◆ WRITTEN REQUEST
Restate the listing below word for word, omitting any images.

[Collected data entries]
>>>>

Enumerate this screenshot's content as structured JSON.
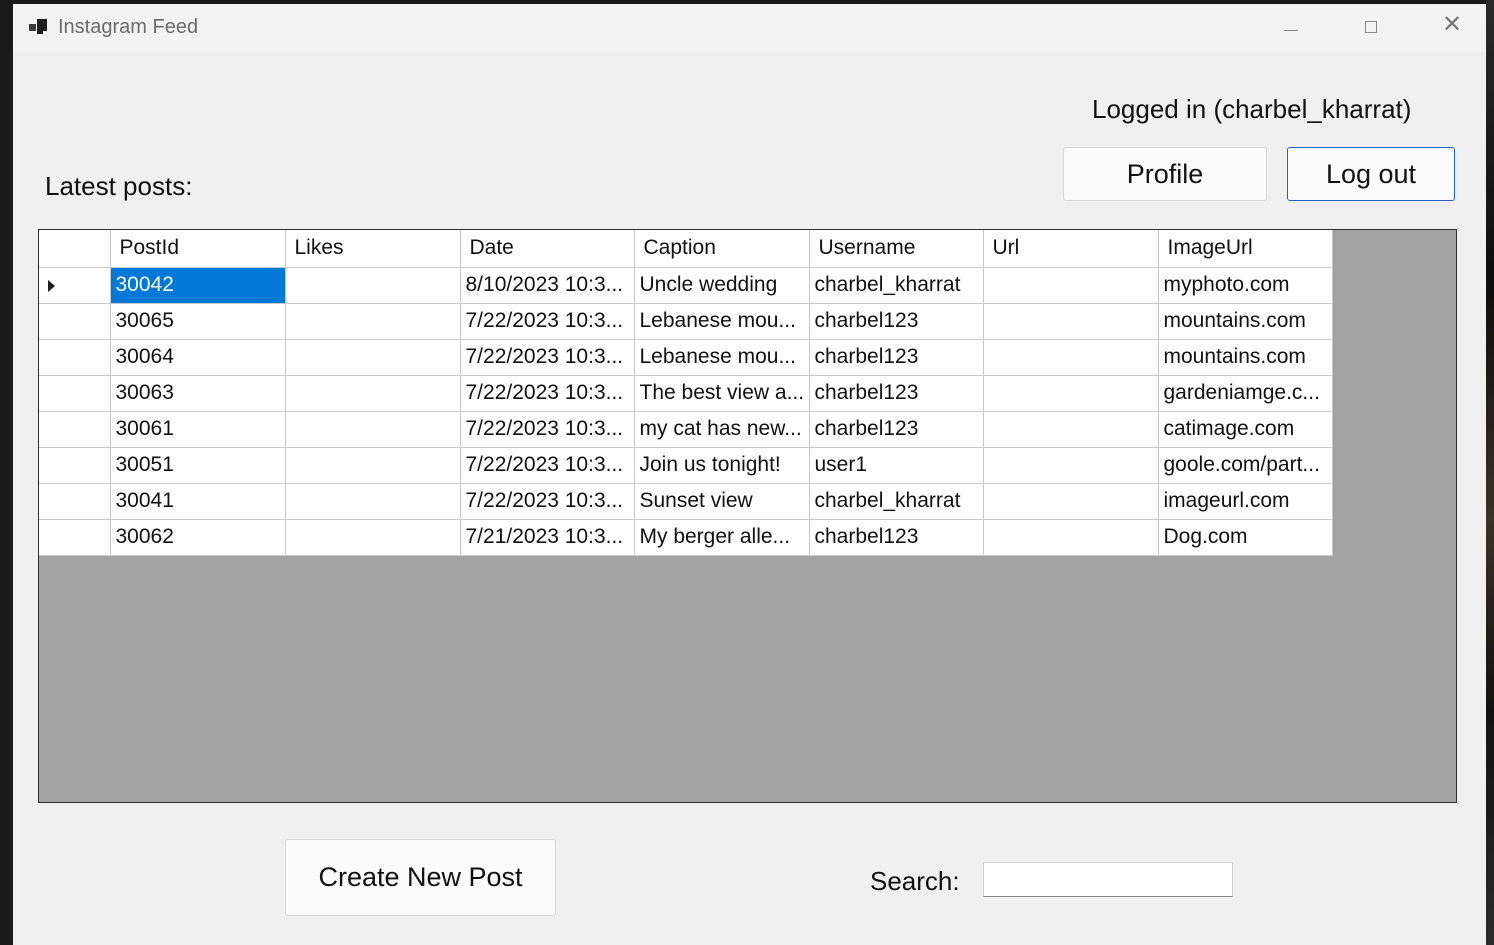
{
  "window": {
    "title": "Instagram Feed"
  },
  "header": {
    "logged_in_text": "Logged in (charbel_kharrat)",
    "profile_button": "Profile",
    "logout_button": "Log out"
  },
  "posts": {
    "label": "Latest posts:",
    "columns": [
      "PostId",
      "Likes",
      "Date",
      "Caption",
      "Username",
      "Url",
      "ImageUrl"
    ],
    "rows": [
      [
        "30042",
        "",
        "8/10/2023 10:3...",
        "Uncle wedding",
        "charbel_kharrat",
        "",
        "myphoto.com"
      ],
      [
        "30065",
        "",
        "7/22/2023 10:3...",
        "Lebanese mou...",
        "charbel123",
        "",
        "mountains.com"
      ],
      [
        "30064",
        "",
        "7/22/2023 10:3...",
        "Lebanese mou...",
        "charbel123",
        "",
        "mountains.com"
      ],
      [
        "30063",
        "",
        "7/22/2023 10:3...",
        "The best view a...",
        "charbel123",
        "",
        "gardeniamge.c..."
      ],
      [
        "30061",
        "",
        "7/22/2023 10:3...",
        "my cat has new...",
        "charbel123",
        "",
        "catimage.com"
      ],
      [
        "30051",
        "",
        "7/22/2023 10:3...",
        "Join us tonight!",
        "user1",
        "",
        "goole.com/part..."
      ],
      [
        "30041",
        "",
        "7/22/2023 10:3...",
        "Sunset view",
        "charbel_kharrat",
        "",
        "imageurl.com"
      ],
      [
        "30062",
        "",
        "7/21/2023 10:3...",
        "My berger alle...",
        "charbel123",
        "",
        "Dog.com"
      ]
    ]
  },
  "footer": {
    "create_button": "Create New Post",
    "search_label": "Search:",
    "search_value": ""
  }
}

<<<<

◆ WRITTEN RESPONSE
Enumerate this screenshot's content as structured JSON.
{
  "window": {
    "title": "Instagram Feed"
  },
  "header": {
    "logged_in_text": "Logged in (charbel_kharrat)",
    "profile_button": "Profile",
    "logout_button": "Log out"
  },
  "posts": {
    "label": "Latest posts:",
    "columns": [
      "PostId",
      "Likes",
      "Date",
      "Caption",
      "Username",
      "Url",
      "ImageUrl"
    ],
    "rows": [
      [
        "30042",
        "",
        "8/10/2023 10:3...",
        "Uncle wedding",
        "charbel_kharrat",
        "",
        "myphoto.com"
      ],
      [
        "30065",
        "",
        "7/22/2023 10:3...",
        "Lebanese mou...",
        "charbel123",
        "",
        "mountains.com"
      ],
      [
        "30064",
        "",
        "7/22/2023 10:3...",
        "Lebanese mou...",
        "charbel123",
        "",
        "mountains.com"
      ],
      [
        "30063",
        "",
        "7/22/2023 10:3...",
        "The best view a...",
        "charbel123",
        "",
        "gardeniamge.c..."
      ],
      [
        "30061",
        "",
        "7/22/2023 10:3...",
        "my cat has new...",
        "charbel123",
        "",
        "catimage.com"
      ],
      [
        "30051",
        "",
        "7/22/2023 10:3...",
        "Join us tonight!",
        "user1",
        "",
        "goole.com/part..."
      ],
      [
        "30041",
        "",
        "7/22/2023 10:3...",
        "Sunset view",
        "charbel_kharrat",
        "",
        "imageurl.com"
      ],
      [
        "30062",
        "",
        "7/21/2023 10:3...",
        "My berger alle...",
        "charbel123",
        "",
        "Dog.com"
      ]
    ]
  },
  "footer": {
    "create_button": "Create New Post",
    "search_label": "Search:",
    "search_value": ""
  }
}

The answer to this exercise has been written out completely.